**Exercise description**
Return the full material exactly.

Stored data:

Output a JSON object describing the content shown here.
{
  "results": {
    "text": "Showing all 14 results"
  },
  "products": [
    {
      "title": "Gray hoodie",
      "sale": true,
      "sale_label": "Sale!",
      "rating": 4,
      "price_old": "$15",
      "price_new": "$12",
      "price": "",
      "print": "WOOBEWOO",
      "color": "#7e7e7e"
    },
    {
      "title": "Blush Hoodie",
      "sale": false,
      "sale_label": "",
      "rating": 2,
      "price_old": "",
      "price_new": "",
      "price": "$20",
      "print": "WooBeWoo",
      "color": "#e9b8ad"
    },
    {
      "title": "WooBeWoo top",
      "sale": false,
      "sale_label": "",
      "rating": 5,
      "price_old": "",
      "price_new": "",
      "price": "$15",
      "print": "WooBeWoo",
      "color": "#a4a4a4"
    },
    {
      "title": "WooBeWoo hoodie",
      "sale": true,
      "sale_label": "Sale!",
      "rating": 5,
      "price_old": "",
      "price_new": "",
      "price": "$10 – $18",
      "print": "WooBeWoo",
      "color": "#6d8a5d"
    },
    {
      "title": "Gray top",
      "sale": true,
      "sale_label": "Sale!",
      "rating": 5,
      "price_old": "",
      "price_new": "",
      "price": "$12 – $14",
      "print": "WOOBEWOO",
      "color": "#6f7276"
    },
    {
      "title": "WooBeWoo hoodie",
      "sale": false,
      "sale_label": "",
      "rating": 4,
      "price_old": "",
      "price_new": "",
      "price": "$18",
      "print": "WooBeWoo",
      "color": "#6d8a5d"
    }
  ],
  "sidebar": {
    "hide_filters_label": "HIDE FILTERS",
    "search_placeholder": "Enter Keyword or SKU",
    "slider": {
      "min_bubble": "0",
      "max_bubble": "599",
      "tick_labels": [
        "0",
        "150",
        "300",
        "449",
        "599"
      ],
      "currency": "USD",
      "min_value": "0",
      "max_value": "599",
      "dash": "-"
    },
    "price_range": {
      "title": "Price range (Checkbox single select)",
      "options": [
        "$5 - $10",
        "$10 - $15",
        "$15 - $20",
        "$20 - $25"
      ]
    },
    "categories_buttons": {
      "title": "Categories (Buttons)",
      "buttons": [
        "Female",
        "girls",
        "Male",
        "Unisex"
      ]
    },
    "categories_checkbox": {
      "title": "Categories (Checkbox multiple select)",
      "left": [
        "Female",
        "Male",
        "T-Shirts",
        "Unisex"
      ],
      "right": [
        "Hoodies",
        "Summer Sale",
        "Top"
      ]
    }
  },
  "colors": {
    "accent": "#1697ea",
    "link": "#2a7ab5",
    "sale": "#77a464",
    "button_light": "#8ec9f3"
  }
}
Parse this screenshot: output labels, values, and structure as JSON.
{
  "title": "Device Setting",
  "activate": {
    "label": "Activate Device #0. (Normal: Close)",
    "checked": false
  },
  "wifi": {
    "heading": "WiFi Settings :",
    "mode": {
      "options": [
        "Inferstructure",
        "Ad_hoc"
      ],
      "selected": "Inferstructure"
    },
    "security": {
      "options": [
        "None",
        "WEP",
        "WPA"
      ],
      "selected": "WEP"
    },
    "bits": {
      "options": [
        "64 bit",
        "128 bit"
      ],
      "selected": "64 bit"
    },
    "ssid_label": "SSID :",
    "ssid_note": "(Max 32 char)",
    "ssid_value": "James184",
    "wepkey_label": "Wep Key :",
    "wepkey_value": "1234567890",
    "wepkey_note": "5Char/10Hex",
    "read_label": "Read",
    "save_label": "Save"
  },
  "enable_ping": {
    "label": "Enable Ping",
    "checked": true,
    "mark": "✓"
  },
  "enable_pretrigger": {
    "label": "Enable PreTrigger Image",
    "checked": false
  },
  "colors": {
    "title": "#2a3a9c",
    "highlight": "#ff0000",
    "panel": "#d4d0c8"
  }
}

**Task output**
Output a JSON object describing the content shown here.
{
  "results": {
    "text": "Showing all 14 results"
  },
  "products": [
    {
      "title": "Gray hoodie",
      "sale": true,
      "sale_label": "Sale!",
      "rating": 4,
      "price_old": "$15",
      "price_new": "$12",
      "price": "",
      "print": "WOOBEWOO",
      "color": "#7e7e7e"
    },
    {
      "title": "Blush Hoodie",
      "sale": false,
      "sale_label": "",
      "rating": 2,
      "price_old": "",
      "price_new": "",
      "price": "$20",
      "print": "WooBeWoo",
      "color": "#e9b8ad"
    },
    {
      "title": "WooBeWoo top",
      "sale": false,
      "sale_label": "",
      "rating": 5,
      "price_old": "",
      "price_new": "",
      "price": "$15",
      "print": "WooBeWoo",
      "color": "#a4a4a4"
    },
    {
      "title": "WooBeWoo hoodie",
      "sale": true,
      "sale_label": "Sale!",
      "rating": 5,
      "price_old": "",
      "price_new": "",
      "price": "$10 – $18",
      "print": "WooBeWoo",
      "color": "#6d8a5d"
    },
    {
      "title": "Gray top",
      "sale": true,
      "sale_label": "Sale!",
      "rating": 5,
      "price_old": "",
      "price_new": "",
      "price": "$12 – $14",
      "print": "WOOBEWOO",
      "color": "#6f7276"
    },
    {
      "title": "WooBeWoo hoodie",
      "sale": false,
      "sale_label": "",
      "rating": 4,
      "price_old": "",
      "price_new": "",
      "price": "$18",
      "print": "WooBeWoo",
      "color": "#6d8a5d"
    }
  ],
  "sidebar": {
    "hide_filters_label": "HIDE FILTERS",
    "search_placeholder": "Enter Keyword or SKU",
    "slider": {
      "min_bubble": "0",
      "max_bubble": "599",
      "tick_labels": [
        "0",
        "150",
        "300",
        "449",
        "599"
      ],
      "currency": "USD",
      "min_value": "0",
      "max_value": "599",
      "dash": "-"
    },
    "price_range": {
      "title": "Price range (Checkbox single select)",
      "options": [
        "$5 - $10",
        "$10 - $15",
        "$15 - $20",
        "$20 - $25"
      ]
    },
    "categories_buttons": {
      "title": "Categories (Buttons)",
      "buttons": [
        "Female",
        "girls",
        "Male",
        "Unisex"
      ]
    },
    "categories_checkbox": {
      "title": "Categories (Checkbox multiple select)",
      "left": [
        "Female",
        "Male",
        "T-Shirts",
        "Unisex"
      ],
      "right": [
        "Hoodies",
        "Summer Sale",
        "Top"
      ]
    }
  },
  "colors": {
    "accent": "#1697ea",
    "link": "#2a7ab5",
    "sale": "#77a464",
    "button_light": "#8ec9f3"
  }
}
Parse this screenshot: output labels, values, and structure as JSON.
{
  "title": "Device Setting",
  "activate": {
    "label": "Activate Device #0. (Normal: Close)",
    "checked": false
  },
  "wifi": {
    "heading": "WiFi Settings :",
    "mode": {
      "options": [
        "Inferstructure",
        "Ad_hoc"
      ],
      "selected": "Inferstructure"
    },
    "security": {
      "options": [
        "None",
        "WEP",
        "WPA"
      ],
      "selected": "WEP"
    },
    "bits": {
      "options": [
        "64 bit",
        "128 bit"
      ],
      "selected": "64 bit"
    },
    "ssid_label": "SSID :",
    "ssid_note": "(Max 32 char)",
    "ssid_value": "James184",
    "wepkey_label": "Wep Key :",
    "wepkey_value": "1234567890",
    "wepkey_note": "5Char/10Hex",
    "read_label": "Read",
    "save_label": "Save"
  },
  "enable_ping": {
    "label": "Enable Ping",
    "checked": true,
    "mark": "✓"
  },
  "enable_pretrigger": {
    "label": "Enable PreTrigger Image",
    "checked": false
  },
  "colors": {
    "title": "#2a3a9c",
    "highlight": "#ff0000",
    "panel": "#d4d0c8"
  }
}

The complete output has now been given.